[Entries from a data source]
##############################

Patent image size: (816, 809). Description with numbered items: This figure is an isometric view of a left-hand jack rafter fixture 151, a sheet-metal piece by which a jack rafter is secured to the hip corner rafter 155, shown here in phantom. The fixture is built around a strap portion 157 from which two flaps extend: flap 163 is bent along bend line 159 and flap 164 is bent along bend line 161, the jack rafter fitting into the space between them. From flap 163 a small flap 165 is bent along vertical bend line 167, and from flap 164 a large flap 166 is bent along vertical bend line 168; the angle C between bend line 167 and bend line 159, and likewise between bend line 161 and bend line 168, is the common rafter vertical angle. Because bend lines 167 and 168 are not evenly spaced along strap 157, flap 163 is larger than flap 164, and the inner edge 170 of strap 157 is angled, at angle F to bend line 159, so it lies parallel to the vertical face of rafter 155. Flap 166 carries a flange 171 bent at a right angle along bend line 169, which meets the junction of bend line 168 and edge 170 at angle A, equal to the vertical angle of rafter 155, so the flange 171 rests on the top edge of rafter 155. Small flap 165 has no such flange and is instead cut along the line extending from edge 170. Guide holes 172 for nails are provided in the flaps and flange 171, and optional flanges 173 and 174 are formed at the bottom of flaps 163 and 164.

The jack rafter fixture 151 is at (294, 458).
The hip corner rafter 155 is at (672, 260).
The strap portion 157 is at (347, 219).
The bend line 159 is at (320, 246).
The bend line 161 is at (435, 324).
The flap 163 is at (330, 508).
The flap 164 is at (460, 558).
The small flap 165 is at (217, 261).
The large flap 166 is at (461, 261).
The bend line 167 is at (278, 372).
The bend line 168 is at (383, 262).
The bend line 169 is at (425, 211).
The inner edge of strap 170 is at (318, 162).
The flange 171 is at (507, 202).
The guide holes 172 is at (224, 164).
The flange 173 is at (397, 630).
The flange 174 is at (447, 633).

##############################

Can you arrange every line of the entries above as a JSON list of strings, one string per line, with blank lines left out?

[
  "Patent image size: (816, 809). Description with numbered items: This figure is an isometric view of a left-hand jack rafter fixture 151, a sheet-metal piece by which a jack rafter is secured to the hip corner rafter 155, shown here in phantom. The fixture is built around a strap portion 157 from which two flaps extend: flap 163 is bent along bend line 159 and flap 164 is bent along bend line 161, the jack rafter fitting into the space between them. From flap 163 a small flap 165 is bent along vertical bend line 167, and from flap 164 a large flap 166 is bent along vertical bend line 168; the angle C between bend line 167 and bend line 159, and likewise between bend line 161 and bend line 168, is the common rafter vertical angle. Because bend lines 167 and 168 are not evenly spaced along strap 157, flap 163 is larger than flap 164, and the inner edge 170 of strap 157 is angled, at angle F to bend line 159, so it lies parallel to the vertical face of rafter 155. Flap 166 carries a flange 171 bent at a right angle along bend line 169, which meets the junction of bend line 168 and edge 170 at angle A, equal to the vertical angle of rafter 155, so the flange 171 rests on the top edge of rafter 155. Small flap 165 has no such flange and is instead cut along the line extending from edge 170. Guide holes 172 for nails are provided in the flaps and flange 171, and optional flanges 173 and 174 are formed at the bottom of flaps 163 and 164.",
  "The jack rafter fixture 151 is at (294, 458).",
  "The hip corner rafter 155 is at (672, 260).",
  "The strap portion 157 is at (347, 219).",
  "The bend line 159 is at (320, 246).",
  "The bend line 161 is at (435, 324).",
  "The flap 163 is at (330, 508).",
  "The flap 164 is at (460, 558).",
  "The small flap 165 is at (217, 261).",
  "The large flap 166 is at (461, 261).",
  "The bend line 167 is at (278, 372).",
  "The bend line 168 is at (383, 262).",
  "The bend line 169 is at (425, 211).",
  "The inner edge of strap 170 is at (318, 162).",
  "The flange 171 is at (507, 202).",
  "The guide holes 172 is at (224, 164).",
  "The flange 173 is at (397, 630).",
  "The flange 174 is at (447, 633)."
]